TASK TO COMPLETE: State how many lines of the entries hold the string "위해서는", and output nothing but that count.

━━━

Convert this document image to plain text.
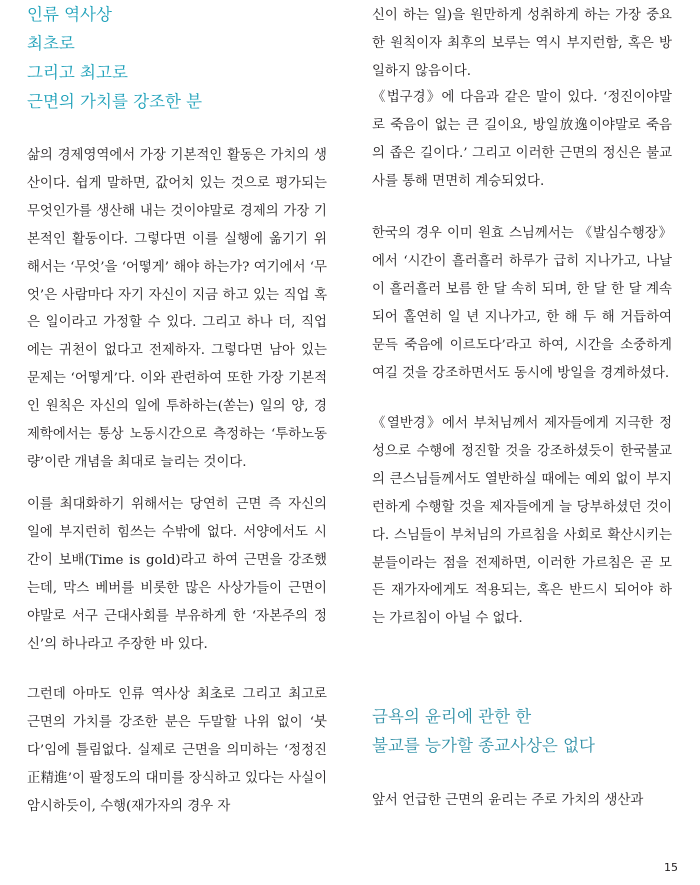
인류 역사상
최초로
그리고 최고로
근면의 가치를 강조한 분

삶의 경제영역에서 가장 기본적인 활동은 가치의 생산이다. 쉽게 말하면, 값어치 있는 것으로 평가되는 무엇인가를 생산해 내는 것이야말로 경제의 가장 기본적인 활동이다. 그렇다면 이를 실행에 옮기기 위해서는 ‘무엇’을 ‘어떻게’ 해야 하는가? 여기에서 ‘무엇’은 사람마다 자기 자신이 지금 하고 있는 직업 혹은 일이라고 가정할 수 있다. 그리고 하나 더, 직업에는 귀천이 없다고 전제하자. 그렇다면 남아 있는 문제는 ‘어떻게’다. 이와 관련하여 또한 가장 기본적인 원칙은 자신의 일에 투하하는(쏟는) 일의 양, 경제학에서는 통상 노동시간으로 측정하는 ‘투하노동량’이란 개념을 최대로 늘리는 것이다.

이를 최대화하기 위해서는 당연히 근면 즉 자신의 일에 부지런히 힘쓰는 수밖에 없다. 서양에서도 시간이 보배(Time is gold)라고 하여 근면을 강조했는데, 막스 베버를 비롯한 많은 사상가들이 근면이야말로 서구 근대사회를 부유하게 한 ‘자본주의 정신’의 하나라고 주장한 바 있다.

그런데 아마도 인류 역사상 최초로 그리고 최고로 근면의 가치를 강조한 분은 두말할 나위 없이 ‘붓다’임에 틀림없다. 실제로 근면을 의미하는 ‘정정진正精進’이 팔정도의 대미를 장식하고 있다는 사실이 암시하듯이, 수행(재가자의 경우 자

신이 하는 일)을 원만하게 성취하게 하는 가장 중요한 원칙이자 최후의 보루는 역시 부지런함, 혹은 방일하지 않음이다.

《법구경》에 다음과 같은 말이 있다. ‘정진이야말로 죽음이 없는 큰 길이요, 방일放逸이야말로 죽음의 좁은 길이다.’ 그리고 이러한 근면의 정신은 불교사를 통해 면면히 계승되었다.

한국의 경우 이미 원효 스님께서는 《발심수행장》에서 ‘시간이 흘러흘러 하루가 급히 지나가고, 나날이 흘러흘러 보름 한 달 속히 되며, 한 달 한 달 계속되어 홀연히 일 년 지나가고, 한 해 두 해 거듭하여 문득 죽음에 이르도다’라고 하여, 시간을 소중하게 여길 것을 강조하면서도 동시에 방일을 경계하셨다.

《열반경》에서 부처님께서 제자들에게 지극한 정성으로 수행에 정진할 것을 강조하셨듯이 한국불교의 큰스님들께서도 열반하실 때에는 예외 없이 부지런하게 수행할 것을 제자들에게 늘 당부하셨던 것이다. 스님들이 부처님의 가르침을 사회로 확산시키는 분들이라는 점을 전제하면, 이러한 가르침은 곧 모든 재가자에게도 적용되는, 혹은 반드시 되어야 하는 가르침이 아닐 수 없다.

금욕의 윤리에 관한 한
불교를 능가할 종교사상은 없다

앞서 언급한 근면의 윤리는 주로 가치의 생산과

15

━━━

WRITTEN SOLUTION: 2